→ **Dataset rows**
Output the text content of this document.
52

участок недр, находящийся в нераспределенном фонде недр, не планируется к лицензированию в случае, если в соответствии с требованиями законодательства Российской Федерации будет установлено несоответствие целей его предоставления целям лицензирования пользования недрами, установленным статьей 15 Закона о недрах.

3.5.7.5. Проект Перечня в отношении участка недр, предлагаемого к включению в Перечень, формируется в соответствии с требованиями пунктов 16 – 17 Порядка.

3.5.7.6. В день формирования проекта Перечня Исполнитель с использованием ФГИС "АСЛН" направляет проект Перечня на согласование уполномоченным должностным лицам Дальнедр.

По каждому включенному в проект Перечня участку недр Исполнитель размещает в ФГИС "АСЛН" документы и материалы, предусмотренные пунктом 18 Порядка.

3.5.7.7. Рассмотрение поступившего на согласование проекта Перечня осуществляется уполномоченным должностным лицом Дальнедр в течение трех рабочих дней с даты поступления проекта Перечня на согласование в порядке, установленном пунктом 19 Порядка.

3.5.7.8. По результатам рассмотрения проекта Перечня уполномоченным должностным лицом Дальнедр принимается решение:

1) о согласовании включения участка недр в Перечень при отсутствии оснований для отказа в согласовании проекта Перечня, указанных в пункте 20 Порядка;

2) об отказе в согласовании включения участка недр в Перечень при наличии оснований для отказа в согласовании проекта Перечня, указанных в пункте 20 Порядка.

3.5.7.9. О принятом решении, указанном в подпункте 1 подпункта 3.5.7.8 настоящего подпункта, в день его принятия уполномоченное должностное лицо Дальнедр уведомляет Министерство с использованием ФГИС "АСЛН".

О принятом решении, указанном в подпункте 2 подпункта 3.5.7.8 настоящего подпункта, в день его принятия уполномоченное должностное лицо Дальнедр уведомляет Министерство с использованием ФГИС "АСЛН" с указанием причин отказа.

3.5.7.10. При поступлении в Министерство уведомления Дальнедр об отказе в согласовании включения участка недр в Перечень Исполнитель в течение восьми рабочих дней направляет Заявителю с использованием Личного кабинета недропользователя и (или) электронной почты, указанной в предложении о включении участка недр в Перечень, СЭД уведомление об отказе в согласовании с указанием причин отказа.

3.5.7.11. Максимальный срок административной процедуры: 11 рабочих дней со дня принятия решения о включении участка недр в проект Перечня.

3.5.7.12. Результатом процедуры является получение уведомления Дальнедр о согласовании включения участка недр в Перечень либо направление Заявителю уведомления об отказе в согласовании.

→ **Required work**
Write out every entry exactly as given.

→ **Complete answer**
Output the text content of this document.
52

участок недр, находящийся в нераспределенном фонде недр, не планируется к лицензированию в случае, если в соответствии с требованиями законодательства Российской Федерации будет установлено несоответствие целей его предоставления целям лицензирования пользования недрами, установленным статьей 15 Закона о недрах.

3.5.7.5. Проект Перечня в отношении участка недр, предлагаемого к включению в Перечень, формируется в соответствии с требованиями пунктов 16 – 17 Порядка.

3.5.7.6. В день формирования проекта Перечня Исполнитель с использованием ФГИС "АСЛН" направляет проект Перечня на согласование уполномоченным должностным лицам Дальнедр.

По каждому включенному в проект Перечня участку недр Исполнитель размещает в ФГИС "АСЛН" документы и материалы, предусмотренные пунктом 18 Порядка.

3.5.7.7. Рассмотрение поступившего на согласование проекта Перечня осуществляется уполномоченным должностным лицом Дальнедр в течение трех рабочих дней с даты поступления проекта Перечня на согласование в порядке, установленном пунктом 19 Порядка.

3.5.7.8. По результатам рассмотрения проекта Перечня уполномоченным должностным лицом Дальнедр принимается решение:

1) о согласовании включения участка недр в Перечень при отсутствии оснований для отказа в согласовании проекта Перечня, указанных в пункте 20 Порядка;

2) об отказе в согласовании включения участка недр в Перечень при наличии оснований для отказа в согласовании проекта Перечня, указанных в пункте 20 Порядка.

3.5.7.9. О принятом решении, указанном в подпункте 1 подпункта 3.5.7.8 настоящего подпункта, в день его принятия уполномоченное должностное лицо Дальнедр уведомляет Министерство с использованием ФГИС "АСЛН".

О принятом решении, указанном в подпункте 2 подпункта 3.5.7.8 настоящего подпункта, в день его принятия уполномоченное должностное лицо Дальнедр уведомляет Министерство с использованием ФГИС "АСЛН" с указанием причин отказа.

3.5.7.10. При поступлении в Министерство уведомления Дальнедр об отказе в согласовании включения участка недр в Перечень Исполнитель в течение восьми рабочих дней направляет Заявителю с использованием Личного кабинета недропользователя и (или) электронной почты, указанной в предложении о включении участка недр в Перечень, СЭД уведомление об отказе в согласовании с указанием причин отказа.

3.5.7.11. Максимальный срок административной процедуры: 11 рабочих дней со дня принятия решения о включении участка недр в проект Перечня.

3.5.7.12. Результатом процедуры является получение уведомления Дальнедр о согласовании включения участка недр в Перечень либо направление Заявителю уведомления об отказе в согласовании.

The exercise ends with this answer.